Please give the listing again in its entirety, exactly as written.

=== INPUT ===

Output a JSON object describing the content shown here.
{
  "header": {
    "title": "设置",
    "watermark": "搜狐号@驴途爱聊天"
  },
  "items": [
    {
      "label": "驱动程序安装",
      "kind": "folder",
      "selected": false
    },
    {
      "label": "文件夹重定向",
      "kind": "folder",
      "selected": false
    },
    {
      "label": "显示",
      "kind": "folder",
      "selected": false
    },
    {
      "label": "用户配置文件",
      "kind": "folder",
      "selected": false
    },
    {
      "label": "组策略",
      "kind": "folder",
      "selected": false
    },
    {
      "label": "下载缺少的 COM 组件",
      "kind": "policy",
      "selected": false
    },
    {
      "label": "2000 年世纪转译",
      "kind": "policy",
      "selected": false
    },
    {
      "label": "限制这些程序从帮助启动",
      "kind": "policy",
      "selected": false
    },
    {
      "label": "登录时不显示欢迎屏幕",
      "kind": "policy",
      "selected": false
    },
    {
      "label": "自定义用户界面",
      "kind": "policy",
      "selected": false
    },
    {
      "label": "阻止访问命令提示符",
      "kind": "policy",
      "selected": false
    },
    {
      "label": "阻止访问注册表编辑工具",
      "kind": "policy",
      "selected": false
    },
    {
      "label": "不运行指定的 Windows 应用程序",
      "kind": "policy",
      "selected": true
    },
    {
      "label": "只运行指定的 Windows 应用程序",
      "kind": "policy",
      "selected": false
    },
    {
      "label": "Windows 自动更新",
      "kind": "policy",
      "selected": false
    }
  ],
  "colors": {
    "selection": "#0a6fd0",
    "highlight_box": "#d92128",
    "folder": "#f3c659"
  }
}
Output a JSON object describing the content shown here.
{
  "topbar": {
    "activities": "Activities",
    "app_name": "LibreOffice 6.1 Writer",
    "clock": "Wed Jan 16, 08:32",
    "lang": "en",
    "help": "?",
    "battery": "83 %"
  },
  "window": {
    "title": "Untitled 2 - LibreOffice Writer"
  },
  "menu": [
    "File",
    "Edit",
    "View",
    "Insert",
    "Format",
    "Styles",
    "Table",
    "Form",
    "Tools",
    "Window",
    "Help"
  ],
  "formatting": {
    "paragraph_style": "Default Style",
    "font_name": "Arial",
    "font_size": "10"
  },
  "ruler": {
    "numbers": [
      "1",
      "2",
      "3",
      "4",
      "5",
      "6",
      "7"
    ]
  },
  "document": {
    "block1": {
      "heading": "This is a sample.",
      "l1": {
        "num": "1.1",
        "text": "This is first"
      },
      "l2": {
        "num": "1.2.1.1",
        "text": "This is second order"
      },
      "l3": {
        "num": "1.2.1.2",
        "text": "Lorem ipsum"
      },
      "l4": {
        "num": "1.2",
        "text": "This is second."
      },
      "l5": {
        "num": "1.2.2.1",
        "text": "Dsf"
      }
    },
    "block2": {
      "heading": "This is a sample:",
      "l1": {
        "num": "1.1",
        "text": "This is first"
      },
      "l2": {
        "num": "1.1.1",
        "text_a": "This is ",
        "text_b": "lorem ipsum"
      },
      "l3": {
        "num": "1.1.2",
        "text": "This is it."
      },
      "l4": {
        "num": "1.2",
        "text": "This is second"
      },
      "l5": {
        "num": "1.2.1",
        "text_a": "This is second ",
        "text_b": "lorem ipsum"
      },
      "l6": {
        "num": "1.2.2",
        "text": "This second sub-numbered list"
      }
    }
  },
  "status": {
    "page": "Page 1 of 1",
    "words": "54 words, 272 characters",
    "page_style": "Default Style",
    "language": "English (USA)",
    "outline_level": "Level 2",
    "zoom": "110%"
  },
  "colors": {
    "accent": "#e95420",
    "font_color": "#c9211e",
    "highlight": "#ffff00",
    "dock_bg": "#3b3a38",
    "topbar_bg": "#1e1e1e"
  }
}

===

▶ TASK RESPONSE
Output a JSON object describing the content shown here.
{
  "header": {
    "title": "设置",
    "watermark": "搜狐号@驴途爱聊天"
  },
  "items": [
    {
      "label": "驱动程序安装",
      "kind": "folder",
      "selected": false
    },
    {
      "label": "文件夹重定向",
      "kind": "folder",
      "selected": false
    },
    {
      "label": "显示",
      "kind": "folder",
      "selected": false
    },
    {
      "label": "用户配置文件",
      "kind": "folder",
      "selected": false
    },
    {
      "label": "组策略",
      "kind": "folder",
      "selected": false
    },
    {
      "label": "下载缺少的 COM 组件",
      "kind": "policy",
      "selected": false
    },
    {
      "label": "2000 年世纪转译",
      "kind": "policy",
      "selected": false
    },
    {
      "label": "限制这些程序从帮助启动",
      "kind": "policy",
      "selected": false
    },
    {
      "label": "登录时不显示欢迎屏幕",
      "kind": "policy",
      "selected": false
    },
    {
      "label": "自定义用户界面",
      "kind": "policy",
      "selected": false
    },
    {
      "label": "阻止访问命令提示符",
      "kind": "policy",
      "selected": false
    },
    {
      "label": "阻止访问注册表编辑工具",
      "kind": "policy",
      "selected": false
    },
    {
      "label": "不运行指定的 Windows 应用程序",
      "kind": "policy",
      "selected": true
    },
    {
      "label": "只运行指定的 Windows 应用程序",
      "kind": "policy",
      "selected": false
    },
    {
      "label": "Windows 自动更新",
      "kind": "policy",
      "selected": false
    }
  ],
  "colors": {
    "selection": "#0a6fd0",
    "highlight_box": "#d92128",
    "folder": "#f3c659"
  }
}
Output a JSON object describing the content shown here.
{
  "topbar": {
    "activities": "Activities",
    "app_name": "LibreOffice 6.1 Writer",
    "clock": "Wed Jan 16, 08:32",
    "lang": "en",
    "help": "?",
    "battery": "83 %"
  },
  "window": {
    "title": "Untitled 2 - LibreOffice Writer"
  },
  "menu": [
    "File",
    "Edit",
    "View",
    "Insert",
    "Format",
    "Styles",
    "Table",
    "Form",
    "Tools",
    "Window",
    "Help"
  ],
  "formatting": {
    "paragraph_style": "Default Style",
    "font_name": "Arial",
    "font_size": "10"
  },
  "ruler": {
    "numbers": [
      "1",
      "2",
      "3",
      "4",
      "5",
      "6",
      "7"
    ]
  },
  "document": {
    "block1": {
      "heading": "This is a sample.",
      "l1": {
        "num": "1.1",
        "text": "This is first"
      },
      "l2": {
        "num": "1.2.1.1",
        "text": "This is second order"
      },
      "l3": {
        "num": "1.2.1.2",
        "text": "Lorem ipsum"
      },
      "l4": {
        "num": "1.2",
        "text": "This is second."
      },
      "l5": {
        "num": "1.2.2.1",
        "text": "Dsf"
      }
    },
    "block2": {
      "heading": "This is a sample:",
      "l1": {
        "num": "1.1",
        "text": "This is first"
      },
      "l2": {
        "num": "1.1.1",
        "text_a": "This is ",
        "text_b": "lorem ipsum"
      },
      "l3": {
        "num": "1.1.2",
        "text": "This is it."
      },
      "l4": {
        "num": "1.2",
        "text": "This is second"
      },
      "l5": {
        "num": "1.2.1",
        "text_a": "This is second ",
        "text_b": "lorem ipsum"
      },
      "l6": {
        "num": "1.2.2",
        "text": "This second sub-numbered list"
      }
    }
  },
  "status": {
    "page": "Page 1 of 1",
    "words": "54 words, 272 characters",
    "page_style": "Default Style",
    "language": "English (USA)",
    "outline_level": "Level 2",
    "zoom": "110%"
  },
  "colors": {
    "accent": "#e95420",
    "font_color": "#c9211e",
    "highlight": "#ffff00",
    "dock_bg": "#3b3a38",
    "topbar_bg": "#1e1e1e"
  }
}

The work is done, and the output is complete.